**HOW TO COMPLETE THIS TASK:**
Filter the listing below, please, and copy only the lines with the word "Overjet".

**GIVEN RECORDS:**
*-*-*
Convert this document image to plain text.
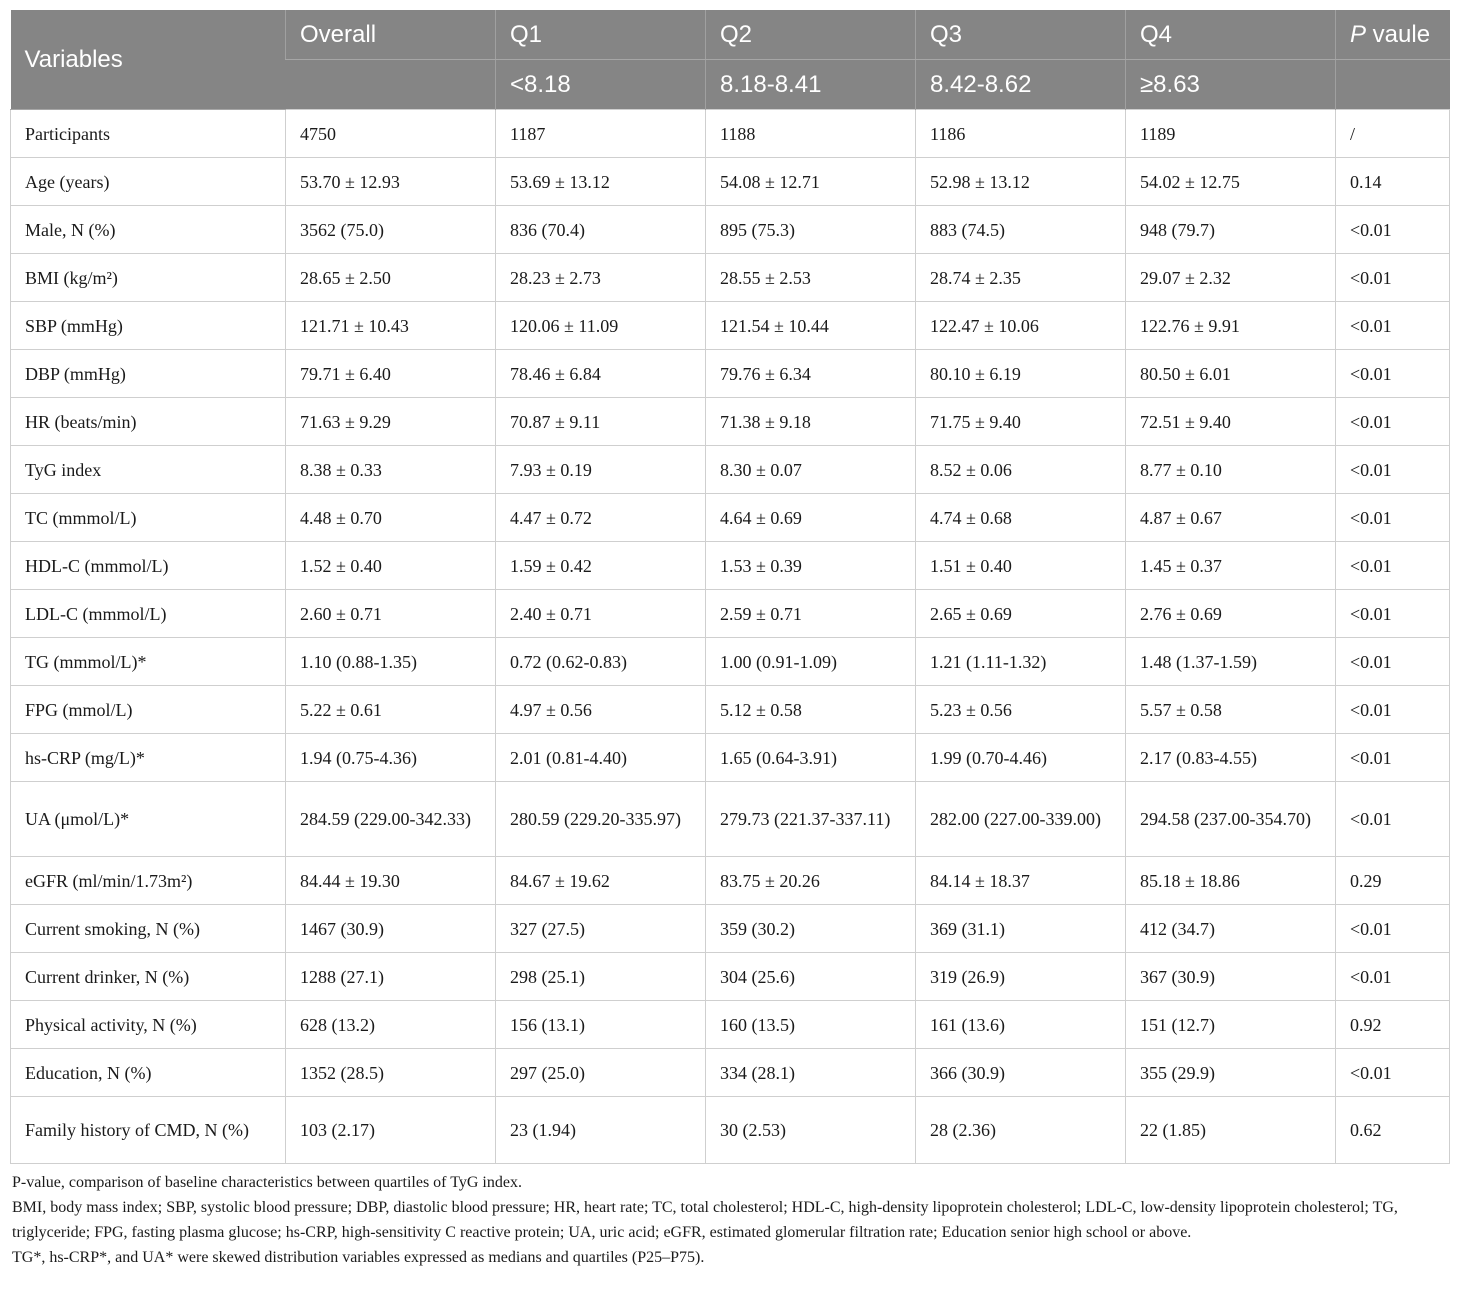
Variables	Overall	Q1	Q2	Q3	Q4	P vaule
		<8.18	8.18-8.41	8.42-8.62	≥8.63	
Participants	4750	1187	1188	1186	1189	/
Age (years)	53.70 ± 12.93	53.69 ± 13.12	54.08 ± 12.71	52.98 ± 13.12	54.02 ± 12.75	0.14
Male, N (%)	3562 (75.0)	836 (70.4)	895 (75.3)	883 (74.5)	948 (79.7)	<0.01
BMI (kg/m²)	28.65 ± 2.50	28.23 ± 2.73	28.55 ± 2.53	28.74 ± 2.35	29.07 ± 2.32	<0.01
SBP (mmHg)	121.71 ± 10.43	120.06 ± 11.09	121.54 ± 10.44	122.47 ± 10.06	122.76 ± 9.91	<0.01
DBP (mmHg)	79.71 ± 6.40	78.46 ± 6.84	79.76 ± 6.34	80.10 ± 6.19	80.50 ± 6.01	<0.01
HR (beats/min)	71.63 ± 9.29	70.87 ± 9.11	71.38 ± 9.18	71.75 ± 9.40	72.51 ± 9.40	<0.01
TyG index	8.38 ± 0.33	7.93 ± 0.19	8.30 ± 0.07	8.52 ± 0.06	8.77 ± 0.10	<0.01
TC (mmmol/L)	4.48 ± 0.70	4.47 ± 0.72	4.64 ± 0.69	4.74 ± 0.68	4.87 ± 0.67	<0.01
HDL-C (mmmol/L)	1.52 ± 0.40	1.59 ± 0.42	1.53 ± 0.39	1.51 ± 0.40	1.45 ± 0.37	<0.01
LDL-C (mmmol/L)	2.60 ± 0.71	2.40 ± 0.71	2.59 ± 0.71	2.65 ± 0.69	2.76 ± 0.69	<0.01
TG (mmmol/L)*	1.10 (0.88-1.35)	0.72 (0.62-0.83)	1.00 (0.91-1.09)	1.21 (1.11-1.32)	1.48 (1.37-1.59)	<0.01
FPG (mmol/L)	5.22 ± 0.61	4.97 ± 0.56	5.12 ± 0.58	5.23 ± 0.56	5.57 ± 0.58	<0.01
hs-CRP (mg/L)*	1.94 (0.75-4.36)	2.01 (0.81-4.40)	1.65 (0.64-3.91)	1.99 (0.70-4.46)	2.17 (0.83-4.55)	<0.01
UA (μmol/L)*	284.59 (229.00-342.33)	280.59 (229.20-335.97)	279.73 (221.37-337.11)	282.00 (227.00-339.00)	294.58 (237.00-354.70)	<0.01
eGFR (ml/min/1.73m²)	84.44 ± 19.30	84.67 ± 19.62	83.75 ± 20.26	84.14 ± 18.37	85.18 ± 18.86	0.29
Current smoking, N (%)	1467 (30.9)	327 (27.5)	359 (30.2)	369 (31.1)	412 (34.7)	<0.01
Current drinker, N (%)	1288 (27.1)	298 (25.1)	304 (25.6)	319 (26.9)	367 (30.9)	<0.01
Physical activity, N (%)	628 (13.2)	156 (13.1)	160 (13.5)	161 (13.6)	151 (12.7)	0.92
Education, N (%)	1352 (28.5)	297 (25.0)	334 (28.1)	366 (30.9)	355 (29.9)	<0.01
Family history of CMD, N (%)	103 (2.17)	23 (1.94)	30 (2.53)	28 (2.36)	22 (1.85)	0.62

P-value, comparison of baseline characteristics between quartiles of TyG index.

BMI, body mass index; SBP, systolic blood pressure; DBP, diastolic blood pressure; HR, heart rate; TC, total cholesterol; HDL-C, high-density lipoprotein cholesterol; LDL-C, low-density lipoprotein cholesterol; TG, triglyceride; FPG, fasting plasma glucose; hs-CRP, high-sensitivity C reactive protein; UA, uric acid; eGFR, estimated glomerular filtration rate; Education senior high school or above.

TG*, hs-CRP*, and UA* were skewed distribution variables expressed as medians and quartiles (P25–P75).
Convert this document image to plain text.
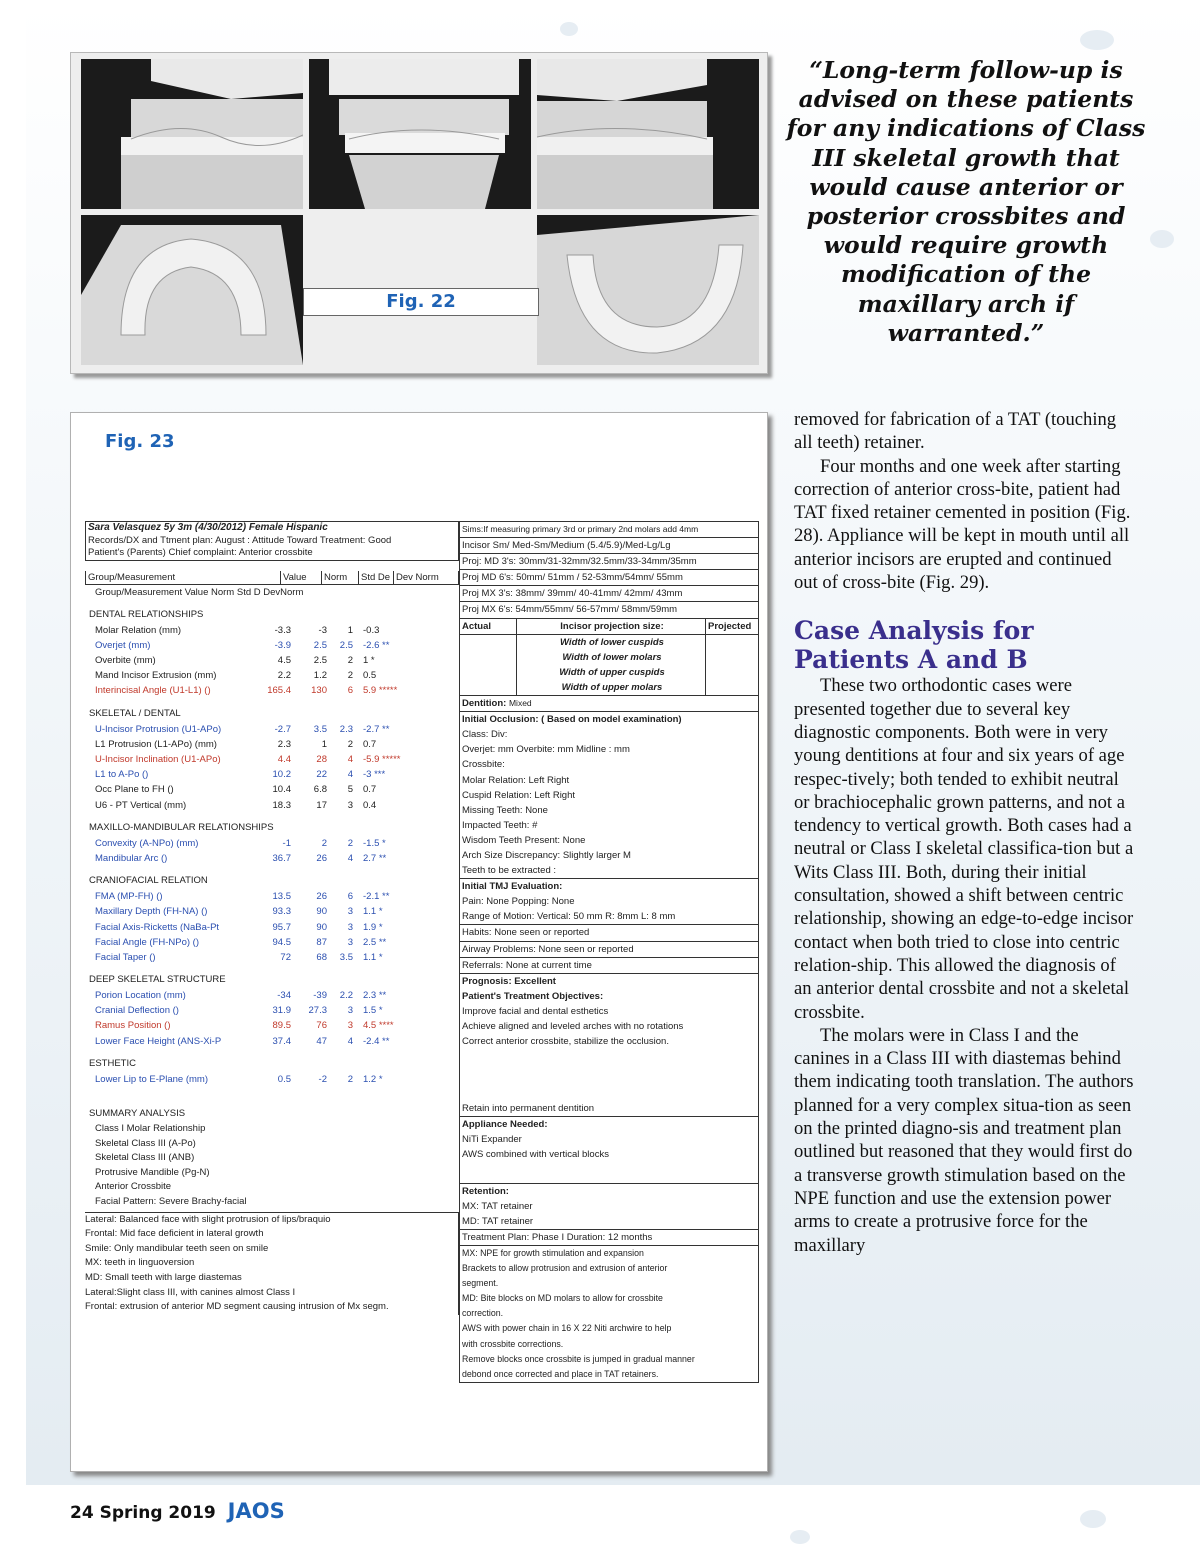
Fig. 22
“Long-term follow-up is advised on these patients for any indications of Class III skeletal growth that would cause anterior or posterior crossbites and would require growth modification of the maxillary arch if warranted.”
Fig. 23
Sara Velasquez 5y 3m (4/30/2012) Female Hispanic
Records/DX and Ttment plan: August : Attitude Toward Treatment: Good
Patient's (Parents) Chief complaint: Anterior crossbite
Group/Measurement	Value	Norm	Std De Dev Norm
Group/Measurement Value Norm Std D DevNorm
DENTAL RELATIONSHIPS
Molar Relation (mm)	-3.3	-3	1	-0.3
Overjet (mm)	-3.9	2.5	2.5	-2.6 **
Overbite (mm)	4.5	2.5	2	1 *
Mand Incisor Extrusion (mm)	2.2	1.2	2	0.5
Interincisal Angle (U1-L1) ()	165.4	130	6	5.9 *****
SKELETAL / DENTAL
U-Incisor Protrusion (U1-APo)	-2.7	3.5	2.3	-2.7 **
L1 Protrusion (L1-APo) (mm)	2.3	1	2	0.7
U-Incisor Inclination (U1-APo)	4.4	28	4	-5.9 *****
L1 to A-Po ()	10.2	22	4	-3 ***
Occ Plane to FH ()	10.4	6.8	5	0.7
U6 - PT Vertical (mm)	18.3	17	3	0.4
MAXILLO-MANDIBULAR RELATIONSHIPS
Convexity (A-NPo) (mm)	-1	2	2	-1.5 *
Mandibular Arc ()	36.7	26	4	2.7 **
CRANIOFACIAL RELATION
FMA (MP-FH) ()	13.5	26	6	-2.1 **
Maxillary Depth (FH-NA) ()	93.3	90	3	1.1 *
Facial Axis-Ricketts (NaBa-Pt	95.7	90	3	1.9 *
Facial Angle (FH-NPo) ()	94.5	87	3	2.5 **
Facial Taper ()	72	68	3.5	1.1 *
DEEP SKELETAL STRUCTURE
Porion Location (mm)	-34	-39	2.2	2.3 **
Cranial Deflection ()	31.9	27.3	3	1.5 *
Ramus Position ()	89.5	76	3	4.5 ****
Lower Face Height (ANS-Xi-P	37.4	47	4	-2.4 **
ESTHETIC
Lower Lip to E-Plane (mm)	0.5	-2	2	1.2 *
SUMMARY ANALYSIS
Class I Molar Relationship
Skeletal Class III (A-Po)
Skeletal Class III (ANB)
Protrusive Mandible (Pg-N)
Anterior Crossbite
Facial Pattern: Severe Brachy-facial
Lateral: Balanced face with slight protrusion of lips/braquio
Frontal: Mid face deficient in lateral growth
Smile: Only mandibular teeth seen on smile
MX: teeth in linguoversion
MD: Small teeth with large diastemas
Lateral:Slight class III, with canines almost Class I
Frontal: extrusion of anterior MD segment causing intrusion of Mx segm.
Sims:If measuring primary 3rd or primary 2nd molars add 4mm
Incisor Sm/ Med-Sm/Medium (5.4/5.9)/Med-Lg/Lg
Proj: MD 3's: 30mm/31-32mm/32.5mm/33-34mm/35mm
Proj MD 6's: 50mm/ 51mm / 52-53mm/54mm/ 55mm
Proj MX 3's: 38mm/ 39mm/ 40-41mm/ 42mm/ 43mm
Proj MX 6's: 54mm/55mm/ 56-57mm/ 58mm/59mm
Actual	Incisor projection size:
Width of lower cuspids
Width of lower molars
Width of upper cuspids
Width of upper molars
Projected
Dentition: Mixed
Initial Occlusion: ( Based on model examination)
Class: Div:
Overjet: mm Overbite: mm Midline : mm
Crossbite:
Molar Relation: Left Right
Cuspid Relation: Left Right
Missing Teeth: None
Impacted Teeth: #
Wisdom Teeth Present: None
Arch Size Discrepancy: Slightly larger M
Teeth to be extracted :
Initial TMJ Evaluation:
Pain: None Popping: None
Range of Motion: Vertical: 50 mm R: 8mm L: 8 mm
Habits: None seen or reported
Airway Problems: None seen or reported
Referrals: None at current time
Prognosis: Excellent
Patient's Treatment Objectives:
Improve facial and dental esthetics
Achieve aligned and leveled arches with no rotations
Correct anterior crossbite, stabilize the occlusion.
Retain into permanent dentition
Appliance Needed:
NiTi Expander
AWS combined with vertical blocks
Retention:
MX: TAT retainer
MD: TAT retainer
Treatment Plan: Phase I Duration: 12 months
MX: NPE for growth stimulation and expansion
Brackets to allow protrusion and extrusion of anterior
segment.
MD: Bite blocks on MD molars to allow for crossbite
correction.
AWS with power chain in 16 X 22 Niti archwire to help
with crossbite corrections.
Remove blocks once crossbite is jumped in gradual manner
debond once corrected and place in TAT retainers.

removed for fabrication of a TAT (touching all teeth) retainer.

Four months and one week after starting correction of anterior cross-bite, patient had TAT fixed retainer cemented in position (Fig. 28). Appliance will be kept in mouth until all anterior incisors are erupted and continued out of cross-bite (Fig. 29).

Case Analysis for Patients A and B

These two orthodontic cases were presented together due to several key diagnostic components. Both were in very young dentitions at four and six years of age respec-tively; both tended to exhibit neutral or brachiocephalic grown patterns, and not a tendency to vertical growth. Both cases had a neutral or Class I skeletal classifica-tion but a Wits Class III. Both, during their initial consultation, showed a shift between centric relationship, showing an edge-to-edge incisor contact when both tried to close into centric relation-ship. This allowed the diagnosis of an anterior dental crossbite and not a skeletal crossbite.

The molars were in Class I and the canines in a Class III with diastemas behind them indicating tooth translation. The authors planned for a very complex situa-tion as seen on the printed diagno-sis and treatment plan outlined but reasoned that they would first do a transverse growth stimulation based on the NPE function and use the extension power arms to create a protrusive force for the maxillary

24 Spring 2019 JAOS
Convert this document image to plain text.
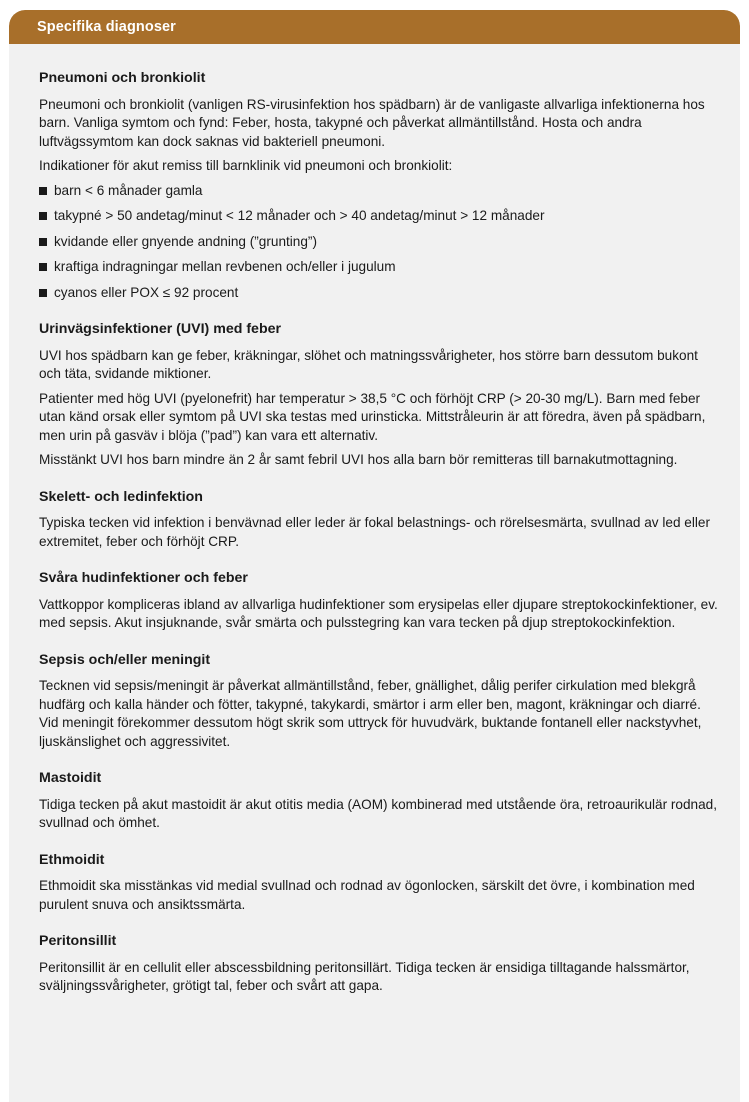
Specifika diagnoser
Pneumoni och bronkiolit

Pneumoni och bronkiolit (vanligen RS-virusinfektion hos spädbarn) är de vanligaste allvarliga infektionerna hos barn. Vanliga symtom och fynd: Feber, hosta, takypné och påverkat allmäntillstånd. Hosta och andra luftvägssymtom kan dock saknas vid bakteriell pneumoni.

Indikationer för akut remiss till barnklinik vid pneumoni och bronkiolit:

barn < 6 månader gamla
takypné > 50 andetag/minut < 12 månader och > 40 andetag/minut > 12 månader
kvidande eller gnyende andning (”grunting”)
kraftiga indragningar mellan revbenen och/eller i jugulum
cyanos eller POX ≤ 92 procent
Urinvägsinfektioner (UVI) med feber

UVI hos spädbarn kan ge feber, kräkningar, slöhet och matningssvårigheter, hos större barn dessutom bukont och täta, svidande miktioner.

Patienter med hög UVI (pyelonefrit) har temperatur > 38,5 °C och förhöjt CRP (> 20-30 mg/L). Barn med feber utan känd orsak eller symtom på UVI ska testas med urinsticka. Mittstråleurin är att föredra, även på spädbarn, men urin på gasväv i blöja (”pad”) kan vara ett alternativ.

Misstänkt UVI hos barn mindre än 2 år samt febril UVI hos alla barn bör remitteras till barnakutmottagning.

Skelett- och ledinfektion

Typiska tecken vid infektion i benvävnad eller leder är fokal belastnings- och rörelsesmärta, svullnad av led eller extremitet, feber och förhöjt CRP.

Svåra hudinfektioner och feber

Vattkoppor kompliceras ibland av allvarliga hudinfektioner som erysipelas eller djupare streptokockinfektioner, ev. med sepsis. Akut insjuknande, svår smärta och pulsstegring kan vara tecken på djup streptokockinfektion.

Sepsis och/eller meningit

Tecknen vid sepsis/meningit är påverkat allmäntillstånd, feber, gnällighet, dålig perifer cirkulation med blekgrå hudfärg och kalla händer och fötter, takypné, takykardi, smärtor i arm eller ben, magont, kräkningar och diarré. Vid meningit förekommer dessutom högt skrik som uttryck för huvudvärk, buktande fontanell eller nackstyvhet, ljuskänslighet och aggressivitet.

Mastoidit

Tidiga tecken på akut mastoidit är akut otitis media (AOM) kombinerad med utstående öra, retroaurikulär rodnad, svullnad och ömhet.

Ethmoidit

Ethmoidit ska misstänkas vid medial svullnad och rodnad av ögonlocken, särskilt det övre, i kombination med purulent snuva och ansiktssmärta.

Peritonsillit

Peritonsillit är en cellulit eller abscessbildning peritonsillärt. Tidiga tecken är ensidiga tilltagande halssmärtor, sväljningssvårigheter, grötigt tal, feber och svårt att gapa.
*-*-*
**YOUR SOLUTION:**
Overjet (mm)	-3.9	2.5	2.5	-2.6 **
Overjet: mm Overbite: mm Midline : mm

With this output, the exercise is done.